** start RAW RECORDS **

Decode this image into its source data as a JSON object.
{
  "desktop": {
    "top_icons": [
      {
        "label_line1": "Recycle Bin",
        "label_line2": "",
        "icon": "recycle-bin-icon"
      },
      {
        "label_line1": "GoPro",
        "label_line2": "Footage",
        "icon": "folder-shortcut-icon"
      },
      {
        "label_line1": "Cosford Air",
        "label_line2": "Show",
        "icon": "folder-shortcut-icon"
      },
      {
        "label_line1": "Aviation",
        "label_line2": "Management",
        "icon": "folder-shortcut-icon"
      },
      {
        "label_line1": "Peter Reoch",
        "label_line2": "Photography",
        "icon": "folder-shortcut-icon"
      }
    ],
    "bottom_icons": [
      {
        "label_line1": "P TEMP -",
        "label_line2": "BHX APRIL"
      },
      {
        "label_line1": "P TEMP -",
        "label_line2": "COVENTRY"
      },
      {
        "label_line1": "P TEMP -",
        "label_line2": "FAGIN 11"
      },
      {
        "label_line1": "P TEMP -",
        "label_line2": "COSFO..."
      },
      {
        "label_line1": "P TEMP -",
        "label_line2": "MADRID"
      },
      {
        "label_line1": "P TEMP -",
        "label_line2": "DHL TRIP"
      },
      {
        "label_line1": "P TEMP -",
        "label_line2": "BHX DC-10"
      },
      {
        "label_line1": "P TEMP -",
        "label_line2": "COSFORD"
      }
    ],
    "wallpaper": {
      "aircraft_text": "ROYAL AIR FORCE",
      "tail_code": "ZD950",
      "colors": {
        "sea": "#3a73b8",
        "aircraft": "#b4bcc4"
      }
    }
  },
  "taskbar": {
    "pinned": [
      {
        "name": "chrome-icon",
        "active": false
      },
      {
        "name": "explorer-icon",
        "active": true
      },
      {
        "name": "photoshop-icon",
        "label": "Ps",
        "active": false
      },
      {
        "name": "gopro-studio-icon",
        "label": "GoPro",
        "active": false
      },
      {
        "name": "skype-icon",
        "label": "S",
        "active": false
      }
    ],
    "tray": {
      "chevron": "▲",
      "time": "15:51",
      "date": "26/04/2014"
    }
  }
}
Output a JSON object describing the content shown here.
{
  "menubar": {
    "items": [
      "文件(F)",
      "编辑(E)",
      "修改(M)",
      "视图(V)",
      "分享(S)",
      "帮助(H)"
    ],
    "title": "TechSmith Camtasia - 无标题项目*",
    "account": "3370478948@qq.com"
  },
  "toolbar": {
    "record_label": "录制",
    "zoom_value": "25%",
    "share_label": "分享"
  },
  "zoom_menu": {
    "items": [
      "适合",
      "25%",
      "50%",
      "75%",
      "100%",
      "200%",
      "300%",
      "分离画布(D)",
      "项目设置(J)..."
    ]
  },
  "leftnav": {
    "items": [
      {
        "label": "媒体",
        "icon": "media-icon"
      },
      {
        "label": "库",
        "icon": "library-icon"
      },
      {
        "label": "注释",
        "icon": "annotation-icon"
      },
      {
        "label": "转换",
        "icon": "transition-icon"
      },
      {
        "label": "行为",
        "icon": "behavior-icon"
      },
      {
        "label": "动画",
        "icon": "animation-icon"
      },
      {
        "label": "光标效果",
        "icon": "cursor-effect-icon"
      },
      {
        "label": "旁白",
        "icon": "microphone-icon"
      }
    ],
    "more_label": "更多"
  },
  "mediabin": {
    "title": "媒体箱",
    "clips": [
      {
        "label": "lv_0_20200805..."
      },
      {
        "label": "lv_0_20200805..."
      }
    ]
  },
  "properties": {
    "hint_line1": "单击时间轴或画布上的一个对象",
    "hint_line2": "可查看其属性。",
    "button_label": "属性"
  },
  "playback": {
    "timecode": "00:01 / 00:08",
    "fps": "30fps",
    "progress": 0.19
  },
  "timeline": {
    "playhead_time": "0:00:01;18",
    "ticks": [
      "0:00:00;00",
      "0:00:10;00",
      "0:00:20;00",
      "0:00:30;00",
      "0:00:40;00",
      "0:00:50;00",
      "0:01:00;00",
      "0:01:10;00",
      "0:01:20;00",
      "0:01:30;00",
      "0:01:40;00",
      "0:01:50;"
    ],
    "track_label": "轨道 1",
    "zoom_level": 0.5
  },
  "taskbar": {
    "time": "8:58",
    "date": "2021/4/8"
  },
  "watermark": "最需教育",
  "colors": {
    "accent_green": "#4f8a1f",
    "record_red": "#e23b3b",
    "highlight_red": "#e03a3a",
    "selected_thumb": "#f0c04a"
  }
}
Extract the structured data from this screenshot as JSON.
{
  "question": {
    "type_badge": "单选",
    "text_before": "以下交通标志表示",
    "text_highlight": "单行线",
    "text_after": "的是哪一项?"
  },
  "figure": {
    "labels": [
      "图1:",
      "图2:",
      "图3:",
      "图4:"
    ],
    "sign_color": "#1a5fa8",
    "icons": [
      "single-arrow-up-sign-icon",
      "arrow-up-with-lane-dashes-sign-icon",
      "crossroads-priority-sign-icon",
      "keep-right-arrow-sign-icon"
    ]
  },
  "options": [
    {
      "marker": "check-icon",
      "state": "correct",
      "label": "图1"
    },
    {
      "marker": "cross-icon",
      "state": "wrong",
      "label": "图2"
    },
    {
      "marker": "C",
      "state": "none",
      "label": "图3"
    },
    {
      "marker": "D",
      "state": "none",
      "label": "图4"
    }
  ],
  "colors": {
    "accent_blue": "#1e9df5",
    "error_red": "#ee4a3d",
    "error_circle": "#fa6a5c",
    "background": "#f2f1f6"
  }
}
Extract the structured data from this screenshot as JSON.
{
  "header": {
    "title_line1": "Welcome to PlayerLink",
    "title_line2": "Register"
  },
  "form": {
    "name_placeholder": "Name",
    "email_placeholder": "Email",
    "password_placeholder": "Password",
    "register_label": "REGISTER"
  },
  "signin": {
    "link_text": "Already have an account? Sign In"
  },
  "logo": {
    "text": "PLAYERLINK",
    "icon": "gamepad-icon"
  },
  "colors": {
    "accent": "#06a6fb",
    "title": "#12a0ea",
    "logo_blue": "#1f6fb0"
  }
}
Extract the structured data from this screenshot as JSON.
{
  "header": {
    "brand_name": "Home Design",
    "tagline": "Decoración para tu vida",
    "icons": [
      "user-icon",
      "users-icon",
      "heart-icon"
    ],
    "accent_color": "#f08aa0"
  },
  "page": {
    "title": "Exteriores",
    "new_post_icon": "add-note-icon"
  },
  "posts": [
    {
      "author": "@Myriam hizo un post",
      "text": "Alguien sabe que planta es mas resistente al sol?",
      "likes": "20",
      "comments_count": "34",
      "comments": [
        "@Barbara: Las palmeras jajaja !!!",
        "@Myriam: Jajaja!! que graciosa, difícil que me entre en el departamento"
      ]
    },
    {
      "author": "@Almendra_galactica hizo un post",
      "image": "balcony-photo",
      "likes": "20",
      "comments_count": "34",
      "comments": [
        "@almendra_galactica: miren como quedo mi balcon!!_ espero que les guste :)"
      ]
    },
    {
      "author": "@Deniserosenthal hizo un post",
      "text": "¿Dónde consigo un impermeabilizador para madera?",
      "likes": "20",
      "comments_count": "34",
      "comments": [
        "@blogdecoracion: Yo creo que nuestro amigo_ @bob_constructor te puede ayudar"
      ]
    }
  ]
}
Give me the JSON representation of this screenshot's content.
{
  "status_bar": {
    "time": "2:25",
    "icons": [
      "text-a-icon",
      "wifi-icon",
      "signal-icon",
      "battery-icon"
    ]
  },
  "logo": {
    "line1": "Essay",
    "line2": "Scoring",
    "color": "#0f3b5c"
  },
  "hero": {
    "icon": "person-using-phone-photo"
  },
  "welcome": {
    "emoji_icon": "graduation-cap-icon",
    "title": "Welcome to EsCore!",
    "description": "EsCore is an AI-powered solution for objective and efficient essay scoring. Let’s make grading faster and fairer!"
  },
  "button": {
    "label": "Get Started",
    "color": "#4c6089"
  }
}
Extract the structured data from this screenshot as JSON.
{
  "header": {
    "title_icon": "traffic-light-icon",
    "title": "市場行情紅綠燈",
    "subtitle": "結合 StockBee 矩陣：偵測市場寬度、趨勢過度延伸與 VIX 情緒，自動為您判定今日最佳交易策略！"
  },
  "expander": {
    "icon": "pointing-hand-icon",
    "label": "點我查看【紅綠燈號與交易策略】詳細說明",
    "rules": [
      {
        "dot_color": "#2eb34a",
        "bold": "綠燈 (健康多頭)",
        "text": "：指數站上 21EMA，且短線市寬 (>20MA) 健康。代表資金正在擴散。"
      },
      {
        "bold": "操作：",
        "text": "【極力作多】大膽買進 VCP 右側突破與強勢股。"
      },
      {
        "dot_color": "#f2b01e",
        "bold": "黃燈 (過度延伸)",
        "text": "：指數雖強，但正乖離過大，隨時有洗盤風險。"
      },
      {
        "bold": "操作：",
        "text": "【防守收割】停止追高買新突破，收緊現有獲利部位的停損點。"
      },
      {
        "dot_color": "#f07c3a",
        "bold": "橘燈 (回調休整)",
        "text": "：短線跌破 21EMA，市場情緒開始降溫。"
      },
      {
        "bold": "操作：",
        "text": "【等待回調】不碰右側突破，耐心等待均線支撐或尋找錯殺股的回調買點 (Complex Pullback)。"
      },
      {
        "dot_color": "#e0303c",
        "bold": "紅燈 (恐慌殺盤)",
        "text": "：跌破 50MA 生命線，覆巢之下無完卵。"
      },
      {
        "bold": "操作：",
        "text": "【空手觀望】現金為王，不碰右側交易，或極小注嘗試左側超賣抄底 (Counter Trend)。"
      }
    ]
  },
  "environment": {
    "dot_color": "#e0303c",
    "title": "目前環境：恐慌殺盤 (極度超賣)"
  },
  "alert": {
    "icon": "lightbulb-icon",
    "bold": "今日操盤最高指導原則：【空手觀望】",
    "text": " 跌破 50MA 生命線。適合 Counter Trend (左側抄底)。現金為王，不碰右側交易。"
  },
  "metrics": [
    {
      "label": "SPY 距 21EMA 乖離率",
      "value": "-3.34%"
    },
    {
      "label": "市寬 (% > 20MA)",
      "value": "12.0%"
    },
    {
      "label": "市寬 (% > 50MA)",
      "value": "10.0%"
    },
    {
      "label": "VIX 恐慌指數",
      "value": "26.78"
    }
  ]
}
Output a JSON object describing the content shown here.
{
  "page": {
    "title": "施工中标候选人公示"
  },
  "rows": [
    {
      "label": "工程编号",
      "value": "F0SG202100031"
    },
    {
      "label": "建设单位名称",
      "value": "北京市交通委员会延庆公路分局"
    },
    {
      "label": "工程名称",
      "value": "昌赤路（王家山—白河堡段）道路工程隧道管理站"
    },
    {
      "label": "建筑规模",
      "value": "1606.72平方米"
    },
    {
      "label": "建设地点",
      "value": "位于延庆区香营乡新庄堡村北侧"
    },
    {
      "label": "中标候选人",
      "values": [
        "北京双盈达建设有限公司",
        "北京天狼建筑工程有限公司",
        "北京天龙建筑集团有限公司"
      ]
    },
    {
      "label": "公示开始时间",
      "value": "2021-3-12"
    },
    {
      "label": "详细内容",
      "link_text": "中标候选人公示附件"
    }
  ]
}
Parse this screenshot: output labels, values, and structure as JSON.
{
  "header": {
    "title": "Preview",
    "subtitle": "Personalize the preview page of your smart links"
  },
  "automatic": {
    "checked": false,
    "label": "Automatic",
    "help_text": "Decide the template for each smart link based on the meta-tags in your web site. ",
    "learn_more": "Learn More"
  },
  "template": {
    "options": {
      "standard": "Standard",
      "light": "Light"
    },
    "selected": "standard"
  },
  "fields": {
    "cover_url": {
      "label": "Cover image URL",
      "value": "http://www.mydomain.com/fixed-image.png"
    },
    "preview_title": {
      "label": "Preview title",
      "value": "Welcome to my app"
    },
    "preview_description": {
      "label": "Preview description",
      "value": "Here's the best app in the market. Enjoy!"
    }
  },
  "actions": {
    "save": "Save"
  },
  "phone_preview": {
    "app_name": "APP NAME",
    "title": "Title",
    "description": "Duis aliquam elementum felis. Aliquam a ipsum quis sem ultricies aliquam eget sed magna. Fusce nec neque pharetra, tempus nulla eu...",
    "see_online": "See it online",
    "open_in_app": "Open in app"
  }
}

** end RAW RECORDS **

EXERCISE AIM:
Show all lines in the entries above where the string "labels" appears.

RESPONSE TO THIS TASK:
    "labels": [
Parse this screenshot: output labels, values, and structure as JSON.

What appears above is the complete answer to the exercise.